* Goal A *
Using the passage on hydrogen fuel, decide whether each statement agrees with it: (i) Most hydrogen sold on the market comes from industry by-products. (ii) Stored in compound form, hydrogen matches the volumetric density of fossil fuel. (iii) Large ship propulsion systems add battery packs to make a hybrid system. Answer yes or no for each and quote the words from the passage that decide it.
* Goal B *
Carry on the passage on hydrogen fuel for ships, starting after its last sentence.

* Passage *
Hydrogen has the highest energy content and no carbon content, which is an ideal fuel for any purpose [45]. However, 𝐻₂ is naturally rare in the atmosphere and cannot be directly harvested. At the current stage, most of the 𝐻2 supplies on the market are from the industry by-products. To mass produce the hydrogen fuel, the most adopted methods are natural gas reforming [7] and electrolysis [46]–[48]. However, both ways introduce a large amount of pollution, which violates the purpose of using 𝐻2 as a clean fuel. Moreover, 𝐻2 has low fuel volumetric density and the storage is a major issue. 𝐻₂ is often stored under high pressure at 350 or 700 bar or liquified form [45][49]. It can also be stored in other chemical and physical means such as metal compound hydrides. However, the volumetic density of hydrogen is still incompatible to fossil fuel even under compressed or compound form [14][48][49].

Due to the illustrated issue of transient load, peak power constraints, and hydrogen volumetric density, the standalone FC system is more feasible for smaller-scale vessels. FC provides both propulsion and onboard electricity loads [7]. For large ship propulsion systems, additional battery packs are installed to form a hybrid propulsion system [7][18][51].

* Information supplied *

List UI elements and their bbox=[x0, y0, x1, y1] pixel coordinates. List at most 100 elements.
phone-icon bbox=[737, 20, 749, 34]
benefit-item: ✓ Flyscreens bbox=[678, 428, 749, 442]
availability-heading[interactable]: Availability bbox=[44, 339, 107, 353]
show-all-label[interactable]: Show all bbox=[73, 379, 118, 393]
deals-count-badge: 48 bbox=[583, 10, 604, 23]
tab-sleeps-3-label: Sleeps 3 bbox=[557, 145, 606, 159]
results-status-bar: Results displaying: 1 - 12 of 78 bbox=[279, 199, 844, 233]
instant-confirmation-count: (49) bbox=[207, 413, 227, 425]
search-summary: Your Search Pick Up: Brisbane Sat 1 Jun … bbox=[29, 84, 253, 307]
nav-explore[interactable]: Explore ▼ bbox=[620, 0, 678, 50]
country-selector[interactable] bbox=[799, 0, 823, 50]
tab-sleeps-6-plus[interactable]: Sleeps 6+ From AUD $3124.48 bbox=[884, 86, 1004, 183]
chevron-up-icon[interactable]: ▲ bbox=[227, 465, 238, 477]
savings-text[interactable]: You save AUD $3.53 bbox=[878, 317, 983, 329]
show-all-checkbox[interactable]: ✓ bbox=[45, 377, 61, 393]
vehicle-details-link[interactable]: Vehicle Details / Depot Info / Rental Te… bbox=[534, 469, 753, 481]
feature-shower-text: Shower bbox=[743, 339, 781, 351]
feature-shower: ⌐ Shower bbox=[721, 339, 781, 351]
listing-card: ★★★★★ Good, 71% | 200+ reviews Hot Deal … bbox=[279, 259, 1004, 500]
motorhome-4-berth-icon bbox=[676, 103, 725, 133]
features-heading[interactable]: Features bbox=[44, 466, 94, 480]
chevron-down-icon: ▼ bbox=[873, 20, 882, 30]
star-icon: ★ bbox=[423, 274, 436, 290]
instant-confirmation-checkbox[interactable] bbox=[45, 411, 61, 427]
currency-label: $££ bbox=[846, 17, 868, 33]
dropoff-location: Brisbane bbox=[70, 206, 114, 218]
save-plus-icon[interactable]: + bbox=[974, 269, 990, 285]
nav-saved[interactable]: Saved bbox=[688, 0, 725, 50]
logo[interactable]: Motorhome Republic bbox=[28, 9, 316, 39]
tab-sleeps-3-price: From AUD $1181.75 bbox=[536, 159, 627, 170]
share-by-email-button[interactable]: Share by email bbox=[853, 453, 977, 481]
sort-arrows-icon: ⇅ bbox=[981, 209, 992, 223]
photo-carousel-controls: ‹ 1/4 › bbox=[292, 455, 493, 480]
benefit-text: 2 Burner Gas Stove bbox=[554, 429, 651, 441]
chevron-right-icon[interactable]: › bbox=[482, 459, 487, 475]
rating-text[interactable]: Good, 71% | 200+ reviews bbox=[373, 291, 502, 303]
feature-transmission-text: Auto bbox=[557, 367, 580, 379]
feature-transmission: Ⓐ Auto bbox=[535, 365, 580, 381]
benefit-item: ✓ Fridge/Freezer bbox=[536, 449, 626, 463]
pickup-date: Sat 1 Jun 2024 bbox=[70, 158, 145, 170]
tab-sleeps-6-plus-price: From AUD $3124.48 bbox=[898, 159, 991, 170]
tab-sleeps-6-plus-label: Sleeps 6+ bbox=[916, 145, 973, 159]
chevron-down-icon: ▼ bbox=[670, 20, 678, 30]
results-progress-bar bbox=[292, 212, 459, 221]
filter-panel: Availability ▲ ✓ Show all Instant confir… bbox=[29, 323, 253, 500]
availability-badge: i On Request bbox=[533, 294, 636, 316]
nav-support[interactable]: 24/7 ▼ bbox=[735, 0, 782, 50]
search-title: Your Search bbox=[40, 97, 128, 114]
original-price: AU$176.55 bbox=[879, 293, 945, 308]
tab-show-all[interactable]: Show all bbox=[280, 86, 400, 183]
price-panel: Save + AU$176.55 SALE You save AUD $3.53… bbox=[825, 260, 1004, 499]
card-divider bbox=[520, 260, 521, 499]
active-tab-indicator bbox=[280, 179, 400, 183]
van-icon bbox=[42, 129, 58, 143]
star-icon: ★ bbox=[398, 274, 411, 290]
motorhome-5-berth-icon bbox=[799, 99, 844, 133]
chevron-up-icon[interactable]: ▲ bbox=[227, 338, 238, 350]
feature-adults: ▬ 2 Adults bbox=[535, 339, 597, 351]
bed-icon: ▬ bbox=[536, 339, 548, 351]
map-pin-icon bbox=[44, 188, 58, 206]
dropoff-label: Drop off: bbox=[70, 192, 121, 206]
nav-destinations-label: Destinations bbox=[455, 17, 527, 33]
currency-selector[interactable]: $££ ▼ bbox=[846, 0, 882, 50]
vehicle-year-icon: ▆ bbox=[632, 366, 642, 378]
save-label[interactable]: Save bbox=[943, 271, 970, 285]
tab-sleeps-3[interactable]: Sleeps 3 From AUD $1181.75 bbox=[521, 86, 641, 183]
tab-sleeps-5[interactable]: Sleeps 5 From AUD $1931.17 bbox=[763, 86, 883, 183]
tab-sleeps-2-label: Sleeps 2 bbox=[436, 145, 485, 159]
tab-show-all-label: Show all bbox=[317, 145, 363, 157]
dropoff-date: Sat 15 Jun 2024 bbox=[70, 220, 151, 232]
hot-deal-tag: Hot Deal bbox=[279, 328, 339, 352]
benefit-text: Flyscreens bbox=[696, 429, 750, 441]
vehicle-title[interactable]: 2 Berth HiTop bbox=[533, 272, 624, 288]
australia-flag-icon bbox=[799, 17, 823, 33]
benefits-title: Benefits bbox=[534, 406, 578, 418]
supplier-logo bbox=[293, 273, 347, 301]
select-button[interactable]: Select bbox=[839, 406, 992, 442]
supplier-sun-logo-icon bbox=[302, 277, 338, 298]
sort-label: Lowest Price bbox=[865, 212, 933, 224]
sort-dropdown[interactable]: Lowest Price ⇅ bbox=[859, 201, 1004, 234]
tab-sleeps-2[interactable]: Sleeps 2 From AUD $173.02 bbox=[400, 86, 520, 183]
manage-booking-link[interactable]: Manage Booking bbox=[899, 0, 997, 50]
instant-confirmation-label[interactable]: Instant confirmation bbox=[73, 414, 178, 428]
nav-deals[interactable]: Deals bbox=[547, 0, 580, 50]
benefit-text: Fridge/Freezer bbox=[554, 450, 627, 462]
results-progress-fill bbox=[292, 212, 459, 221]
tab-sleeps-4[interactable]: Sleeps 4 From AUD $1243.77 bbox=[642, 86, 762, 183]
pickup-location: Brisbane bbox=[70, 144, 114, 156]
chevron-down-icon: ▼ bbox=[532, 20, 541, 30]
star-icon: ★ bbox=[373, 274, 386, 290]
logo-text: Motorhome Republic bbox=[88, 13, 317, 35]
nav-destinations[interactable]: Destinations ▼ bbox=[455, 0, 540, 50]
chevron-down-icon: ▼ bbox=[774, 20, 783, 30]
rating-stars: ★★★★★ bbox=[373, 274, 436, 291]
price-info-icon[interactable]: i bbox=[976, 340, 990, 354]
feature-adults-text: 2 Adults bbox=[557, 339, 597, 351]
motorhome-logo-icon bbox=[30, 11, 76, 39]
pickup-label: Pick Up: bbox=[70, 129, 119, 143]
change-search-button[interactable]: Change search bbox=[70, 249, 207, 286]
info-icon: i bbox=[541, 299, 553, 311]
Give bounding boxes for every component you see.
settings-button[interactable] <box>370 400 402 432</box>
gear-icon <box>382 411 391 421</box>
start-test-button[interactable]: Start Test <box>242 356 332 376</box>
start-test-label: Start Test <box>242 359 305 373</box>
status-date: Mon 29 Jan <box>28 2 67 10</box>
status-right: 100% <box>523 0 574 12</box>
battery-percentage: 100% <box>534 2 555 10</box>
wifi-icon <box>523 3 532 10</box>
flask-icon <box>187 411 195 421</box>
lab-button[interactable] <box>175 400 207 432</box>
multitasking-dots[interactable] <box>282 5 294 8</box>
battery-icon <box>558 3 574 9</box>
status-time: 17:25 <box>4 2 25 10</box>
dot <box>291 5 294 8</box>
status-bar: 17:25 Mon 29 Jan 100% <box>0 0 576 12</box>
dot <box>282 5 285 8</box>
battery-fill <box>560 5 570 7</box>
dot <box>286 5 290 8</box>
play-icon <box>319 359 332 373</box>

* Exercise result A *
(i) Yes: "most of the 𝐻2 supplies on the market are from the industry by-products"
(ii) No: "the volumetic density of hydrogen is still incompatible to fossil fuel even under compressed or compound form"
(iii) Yes: "For large ship propulsion systems, additional battery packs are installed to form a hybrid propulsion system"

* Exercise result B *
Energy Storage System (ESS)

Typically, the battery is the most commonly used energy storage system in the hybrid electric propulsion system. Other common storage or sources include super/ultracapacitor and hybrid ESS. The less commonly used method includes pneumatic, hydraulic, and flywheels.

Battery

The battery is the most commonly used ESS for the transportation industry and is arguably the most critical component in state-of-the-art hybrid or pure electric applications. From the traditional lead-acid batteries to the more advanced nickel-based batteries (Fe, Zn, Ni-Cd, and Ni-MH) and lithium (ion and polymer) batteries, the battery technology has been largely researched and still has great space for advancement.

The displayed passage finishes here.